**GIVEN PROBLEM**
Return the whole listing exactly as it stands.

(Collected data entries)
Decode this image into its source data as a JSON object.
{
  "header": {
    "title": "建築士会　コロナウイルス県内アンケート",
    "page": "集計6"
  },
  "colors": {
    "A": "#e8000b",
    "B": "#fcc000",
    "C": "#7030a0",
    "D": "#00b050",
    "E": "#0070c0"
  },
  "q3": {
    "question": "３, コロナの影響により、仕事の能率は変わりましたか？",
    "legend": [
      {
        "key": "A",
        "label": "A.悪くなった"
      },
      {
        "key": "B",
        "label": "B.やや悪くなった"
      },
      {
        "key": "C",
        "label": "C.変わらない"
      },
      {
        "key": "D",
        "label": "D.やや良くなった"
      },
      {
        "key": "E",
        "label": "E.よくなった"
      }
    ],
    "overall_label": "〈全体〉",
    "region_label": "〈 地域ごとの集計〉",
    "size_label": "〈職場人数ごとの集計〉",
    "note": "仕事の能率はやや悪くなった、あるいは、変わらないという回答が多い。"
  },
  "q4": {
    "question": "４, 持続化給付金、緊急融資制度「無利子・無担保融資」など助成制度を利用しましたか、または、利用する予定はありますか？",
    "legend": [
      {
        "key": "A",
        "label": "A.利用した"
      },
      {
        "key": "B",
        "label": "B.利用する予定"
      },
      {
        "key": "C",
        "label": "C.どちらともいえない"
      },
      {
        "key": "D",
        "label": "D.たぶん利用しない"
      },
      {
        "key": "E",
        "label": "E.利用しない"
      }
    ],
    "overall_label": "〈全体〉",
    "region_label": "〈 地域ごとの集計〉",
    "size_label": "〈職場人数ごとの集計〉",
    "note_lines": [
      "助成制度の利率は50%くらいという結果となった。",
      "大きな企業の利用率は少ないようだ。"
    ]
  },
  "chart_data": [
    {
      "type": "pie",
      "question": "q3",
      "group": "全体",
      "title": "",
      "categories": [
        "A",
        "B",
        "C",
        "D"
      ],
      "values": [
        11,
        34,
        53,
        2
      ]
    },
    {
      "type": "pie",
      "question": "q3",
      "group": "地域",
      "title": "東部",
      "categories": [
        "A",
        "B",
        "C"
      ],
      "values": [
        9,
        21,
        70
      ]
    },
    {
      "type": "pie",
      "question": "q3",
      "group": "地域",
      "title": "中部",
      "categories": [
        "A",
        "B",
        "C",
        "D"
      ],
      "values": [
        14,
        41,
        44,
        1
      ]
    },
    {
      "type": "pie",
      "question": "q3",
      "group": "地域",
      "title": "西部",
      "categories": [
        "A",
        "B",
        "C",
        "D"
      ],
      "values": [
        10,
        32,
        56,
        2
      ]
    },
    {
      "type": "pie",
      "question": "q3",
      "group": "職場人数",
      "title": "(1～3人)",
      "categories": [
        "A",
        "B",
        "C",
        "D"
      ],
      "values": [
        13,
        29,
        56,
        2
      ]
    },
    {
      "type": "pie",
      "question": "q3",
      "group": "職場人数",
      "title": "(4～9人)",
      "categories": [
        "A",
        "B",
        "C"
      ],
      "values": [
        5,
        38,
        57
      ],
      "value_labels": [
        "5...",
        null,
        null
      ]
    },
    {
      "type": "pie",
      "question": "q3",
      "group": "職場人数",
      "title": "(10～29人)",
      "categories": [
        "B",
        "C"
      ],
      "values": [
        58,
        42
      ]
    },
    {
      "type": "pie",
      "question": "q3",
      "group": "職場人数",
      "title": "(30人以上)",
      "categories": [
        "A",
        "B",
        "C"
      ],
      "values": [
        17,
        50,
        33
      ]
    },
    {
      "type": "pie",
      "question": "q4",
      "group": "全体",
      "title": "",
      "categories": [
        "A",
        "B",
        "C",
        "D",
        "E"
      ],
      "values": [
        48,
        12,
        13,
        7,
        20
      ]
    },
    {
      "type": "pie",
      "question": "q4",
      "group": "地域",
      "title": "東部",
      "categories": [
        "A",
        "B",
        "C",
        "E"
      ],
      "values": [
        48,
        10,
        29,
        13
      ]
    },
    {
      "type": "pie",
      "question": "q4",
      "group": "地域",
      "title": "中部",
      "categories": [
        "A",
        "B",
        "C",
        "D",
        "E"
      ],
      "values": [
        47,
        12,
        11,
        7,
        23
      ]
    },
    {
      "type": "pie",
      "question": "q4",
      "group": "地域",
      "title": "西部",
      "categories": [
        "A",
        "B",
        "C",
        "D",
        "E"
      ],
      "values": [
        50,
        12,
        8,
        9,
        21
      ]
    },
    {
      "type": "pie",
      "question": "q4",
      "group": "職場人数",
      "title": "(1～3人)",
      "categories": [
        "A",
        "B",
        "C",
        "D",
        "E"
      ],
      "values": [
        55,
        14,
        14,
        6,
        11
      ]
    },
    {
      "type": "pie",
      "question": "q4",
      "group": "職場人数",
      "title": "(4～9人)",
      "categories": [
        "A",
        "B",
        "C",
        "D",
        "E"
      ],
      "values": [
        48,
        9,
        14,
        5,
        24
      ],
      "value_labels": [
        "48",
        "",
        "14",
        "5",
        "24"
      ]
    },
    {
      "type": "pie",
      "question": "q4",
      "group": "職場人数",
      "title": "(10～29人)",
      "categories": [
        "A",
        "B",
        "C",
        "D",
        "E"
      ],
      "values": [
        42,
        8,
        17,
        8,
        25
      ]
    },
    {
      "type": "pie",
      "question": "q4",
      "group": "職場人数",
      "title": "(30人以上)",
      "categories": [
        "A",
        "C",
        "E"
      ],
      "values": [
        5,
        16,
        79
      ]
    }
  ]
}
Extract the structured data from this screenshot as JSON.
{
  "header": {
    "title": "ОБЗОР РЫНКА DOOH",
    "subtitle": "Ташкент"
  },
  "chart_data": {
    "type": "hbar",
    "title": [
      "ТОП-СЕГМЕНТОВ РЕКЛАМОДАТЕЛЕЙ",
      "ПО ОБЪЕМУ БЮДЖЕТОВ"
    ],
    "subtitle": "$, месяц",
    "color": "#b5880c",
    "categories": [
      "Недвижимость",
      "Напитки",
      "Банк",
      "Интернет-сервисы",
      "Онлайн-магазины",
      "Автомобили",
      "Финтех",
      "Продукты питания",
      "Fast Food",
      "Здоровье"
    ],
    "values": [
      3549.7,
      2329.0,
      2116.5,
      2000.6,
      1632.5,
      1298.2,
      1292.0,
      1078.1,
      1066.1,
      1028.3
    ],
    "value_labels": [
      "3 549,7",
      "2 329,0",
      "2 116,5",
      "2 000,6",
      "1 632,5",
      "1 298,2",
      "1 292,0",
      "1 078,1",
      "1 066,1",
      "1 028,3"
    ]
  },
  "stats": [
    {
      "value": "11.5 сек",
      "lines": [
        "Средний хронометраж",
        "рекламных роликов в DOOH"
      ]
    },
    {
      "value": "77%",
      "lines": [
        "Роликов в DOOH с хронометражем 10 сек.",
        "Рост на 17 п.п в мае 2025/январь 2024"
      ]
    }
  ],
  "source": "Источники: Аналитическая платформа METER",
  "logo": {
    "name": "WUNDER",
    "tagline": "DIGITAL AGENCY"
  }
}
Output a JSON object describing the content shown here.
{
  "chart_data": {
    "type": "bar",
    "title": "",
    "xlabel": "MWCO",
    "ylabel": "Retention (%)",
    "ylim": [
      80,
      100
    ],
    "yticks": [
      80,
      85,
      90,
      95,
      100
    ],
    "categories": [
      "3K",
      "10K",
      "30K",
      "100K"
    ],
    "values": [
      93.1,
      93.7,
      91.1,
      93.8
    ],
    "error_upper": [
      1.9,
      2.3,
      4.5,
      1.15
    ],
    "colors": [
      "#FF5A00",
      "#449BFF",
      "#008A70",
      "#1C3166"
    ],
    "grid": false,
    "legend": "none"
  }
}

**PROBLEM SOLUTION**
Decode this image into its source data as a JSON object.
{
  "header": {
    "title": "建築士会　コロナウイルス県内アンケート",
    "page": "集計6"
  },
  "colors": {
    "A": "#e8000b",
    "B": "#fcc000",
    "C": "#7030a0",
    "D": "#00b050",
    "E": "#0070c0"
  },
  "q3": {
    "question": "３, コロナの影響により、仕事の能率は変わりましたか？",
    "legend": [
      {
        "key": "A",
        "label": "A.悪くなった"
      },
      {
        "key": "B",
        "label": "B.やや悪くなった"
      },
      {
        "key": "C",
        "label": "C.変わらない"
      },
      {
        "key": "D",
        "label": "D.やや良くなった"
      },
      {
        "key": "E",
        "label": "E.よくなった"
      }
    ],
    "overall_label": "〈全体〉",
    "region_label": "〈 地域ごとの集計〉",
    "size_label": "〈職場人数ごとの集計〉",
    "note": "仕事の能率はやや悪くなった、あるいは、変わらないという回答が多い。"
  },
  "q4": {
    "question": "４, 持続化給付金、緊急融資制度「無利子・無担保融資」など助成制度を利用しましたか、または、利用する予定はありますか？",
    "legend": [
      {
        "key": "A",
        "label": "A.利用した"
      },
      {
        "key": "B",
        "label": "B.利用する予定"
      },
      {
        "key": "C",
        "label": "C.どちらともいえない"
      },
      {
        "key": "D",
        "label": "D.たぶん利用しない"
      },
      {
        "key": "E",
        "label": "E.利用しない"
      }
    ],
    "overall_label": "〈全体〉",
    "region_label": "〈 地域ごとの集計〉",
    "size_label": "〈職場人数ごとの集計〉",
    "note_lines": [
      "助成制度の利率は50%くらいという結果となった。",
      "大きな企業の利用率は少ないようだ。"
    ]
  },
  "chart_data": [
    {
      "type": "pie",
      "question": "q3",
      "group": "全体",
      "title": "",
      "categories": [
        "A",
        "B",
        "C",
        "D"
      ],
      "values": [
        11,
        34,
        53,
        2
      ]
    },
    {
      "type": "pie",
      "question": "q3",
      "group": "地域",
      "title": "東部",
      "categories": [
        "A",
        "B",
        "C"
      ],
      "values": [
        9,
        21,
        70
      ]
    },
    {
      "type": "pie",
      "question": "q3",
      "group": "地域",
      "title": "中部",
      "categories": [
        "A",
        "B",
        "C",
        "D"
      ],
      "values": [
        14,
        41,
        44,
        1
      ]
    },
    {
      "type": "pie",
      "question": "q3",
      "group": "地域",
      "title": "西部",
      "categories": [
        "A",
        "B",
        "C",
        "D"
      ],
      "values": [
        10,
        32,
        56,
        2
      ]
    },
    {
      "type": "pie",
      "question": "q3",
      "group": "職場人数",
      "title": "(1～3人)",
      "categories": [
        "A",
        "B",
        "C",
        "D"
      ],
      "values": [
        13,
        29,
        56,
        2
      ]
    },
    {
      "type": "pie",
      "question": "q3",
      "group": "職場人数",
      "title": "(4～9人)",
      "categories": [
        "A",
        "B",
        "C"
      ],
      "values": [
        5,
        38,
        57
      ],
      "value_labels": [
        "5...",
        null,
        null
      ]
    },
    {
      "type": "pie",
      "question": "q3",
      "group": "職場人数",
      "title": "(10～29人)",
      "categories": [
        "B",
        "C"
      ],
      "values": [
        58,
        42
      ]
    },
    {
      "type": "pie",
      "question": "q3",
      "group": "職場人数",
      "title": "(30人以上)",
      "categories": [
        "A",
        "B",
        "C"
      ],
      "values": [
        17,
        50,
        33
      ]
    },
    {
      "type": "pie",
      "question": "q4",
      "group": "全体",
      "title": "",
      "categories": [
        "A",
        "B",
        "C",
        "D",
        "E"
      ],
      "values": [
        48,
        12,
        13,
        7,
        20
      ]
    },
    {
      "type": "pie",
      "question": "q4",
      "group": "地域",
      "title": "東部",
      "categories": [
        "A",
        "B",
        "C",
        "E"
      ],
      "values": [
        48,
        10,
        29,
        13
      ]
    },
    {
      "type": "pie",
      "question": "q4",
      "group": "地域",
      "title": "中部",
      "categories": [
        "A",
        "B",
        "C",
        "D",
        "E"
      ],
      "values": [
        47,
        12,
        11,
        7,
        23
      ]
    },
    {
      "type": "pie",
      "question": "q4",
      "group": "地域",
      "title": "西部",
      "categories": [
        "A",
        "B",
        "C",
        "D",
        "E"
      ],
      "values": [
        50,
        12,
        8,
        9,
        21
      ]
    },
    {
      "type": "pie",
      "question": "q4",
      "group": "職場人数",
      "title": "(1～3人)",
      "categories": [
        "A",
        "B",
        "C",
        "D",
        "E"
      ],
      "values": [
        55,
        14,
        14,
        6,
        11
      ]
    },
    {
      "type": "pie",
      "question": "q4",
      "group": "職場人数",
      "title": "(4～9人)",
      "categories": [
        "A",
        "B",
        "C",
        "D",
        "E"
      ],
      "values": [
        48,
        9,
        14,
        5,
        24
      ],
      "value_labels": [
        "48",
        "",
        "14",
        "5",
        "24"
      ]
    },
    {
      "type": "pie",
      "question": "q4",
      "group": "職場人数",
      "title": "(10～29人)",
      "categories": [
        "A",
        "B",
        "C",
        "D",
        "E"
      ],
      "values": [
        42,
        8,
        17,
        8,
        25
      ]
    },
    {
      "type": "pie",
      "question": "q4",
      "group": "職場人数",
      "title": "(30人以上)",
      "categories": [
        "A",
        "C",
        "E"
      ],
      "values": [
        5,
        16,
        79
      ]
    }
  ]
}
Extract the structured data from this screenshot as JSON.
{
  "header": {
    "title": "ОБЗОР РЫНКА DOOH",
    "subtitle": "Ташкент"
  },
  "chart_data": {
    "type": "hbar",
    "title": [
      "ТОП-СЕГМЕНТОВ РЕКЛАМОДАТЕЛЕЙ",
      "ПО ОБЪЕМУ БЮДЖЕТОВ"
    ],
    "subtitle": "$, месяц",
    "color": "#b5880c",
    "categories": [
      "Недвижимость",
      "Напитки",
      "Банк",
      "Интернет-сервисы",
      "Онлайн-магазины",
      "Автомобили",
      "Финтех",
      "Продукты питания",
      "Fast Food",
      "Здоровье"
    ],
    "values": [
      3549.7,
      2329.0,
      2116.5,
      2000.6,
      1632.5,
      1298.2,
      1292.0,
      1078.1,
      1066.1,
      1028.3
    ],
    "value_labels": [
      "3 549,7",
      "2 329,0",
      "2 116,5",
      "2 000,6",
      "1 632,5",
      "1 298,2",
      "1 292,0",
      "1 078,1",
      "1 066,1",
      "1 028,3"
    ]
  },
  "stats": [
    {
      "value": "11.5 сек",
      "lines": [
        "Средний хронометраж",
        "рекламных роликов в DOOH"
      ]
    },
    {
      "value": "77%",
      "lines": [
        "Роликов в DOOH с хронометражем 10 сек.",
        "Рост на 17 п.п в мае 2025/январь 2024"
      ]
    }
  ],
  "source": "Источники: Аналитическая платформа METER",
  "logo": {
    "name": "WUNDER",
    "tagline": "DIGITAL AGENCY"
  }
}
Output a JSON object describing the content shown here.
{
  "chart_data": {
    "type": "bar",
    "title": "",
    "xlabel": "MWCO",
    "ylabel": "Retention (%)",
    "ylim": [
      80,
      100
    ],
    "yticks": [
      80,
      85,
      90,
      95,
      100
    ],
    "categories": [
      "3K",
      "10K",
      "30K",
      "100K"
    ],
    "values": [
      93.1,
      93.7,
      91.1,
      93.8
    ],
    "error_upper": [
      1.9,
      2.3,
      4.5,
      1.15
    ],
    "colors": [
      "#FF5A00",
      "#449BFF",
      "#008A70",
      "#1C3166"
    ],
    "grid": false,
    "legend": "none"
  }
}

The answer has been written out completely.